WORK TO BE COMPLETED: Output all entries verbatim. Skip pictures.

— START OF DATASET EXCERPTS —

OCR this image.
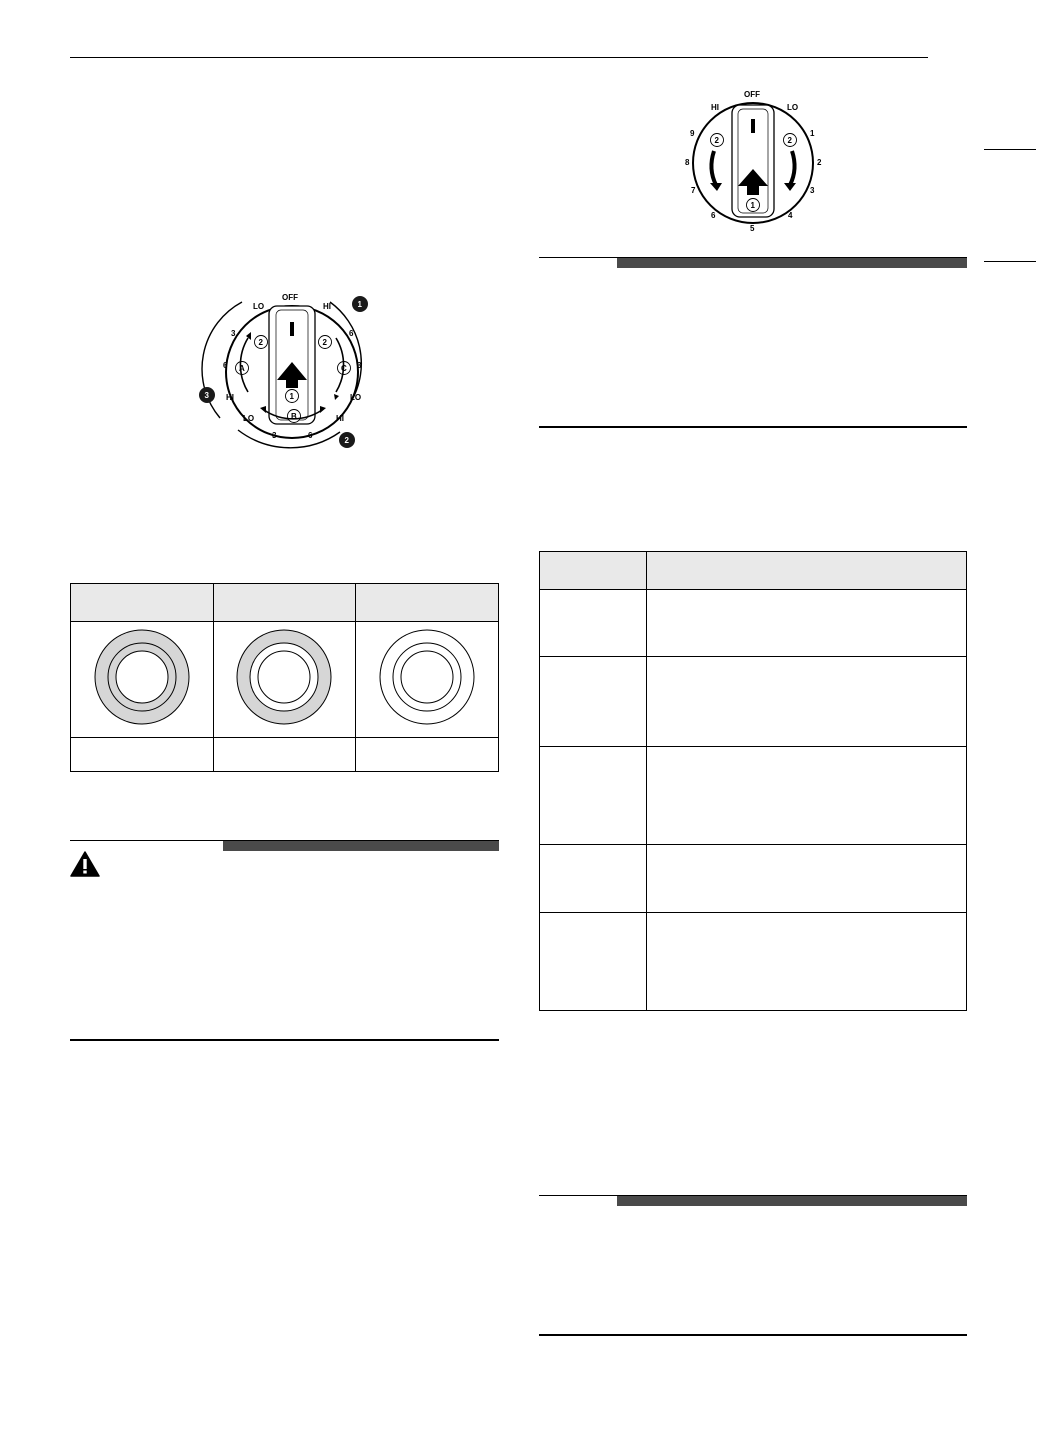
1
2	2
A
B
C
OFF
LO	HI
3
6
HI
6
3
LO
LO
3	6
HI
1
2
3

1
2	2
OFF
HI	LO
9
8
7
6
5
4
3
2
1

— END OF DATASET EXCERPTS —

SOLUTION FOR THIS PROBLEM:
OCR this image.
1
2	2
A
B
C
OFF
LO	HI
3
6
HI
6
3
LO
LO
3	6
HI
1
2
3

1
2	2
OFF
HI	LO
9
8
7
6
5
4
3
2
1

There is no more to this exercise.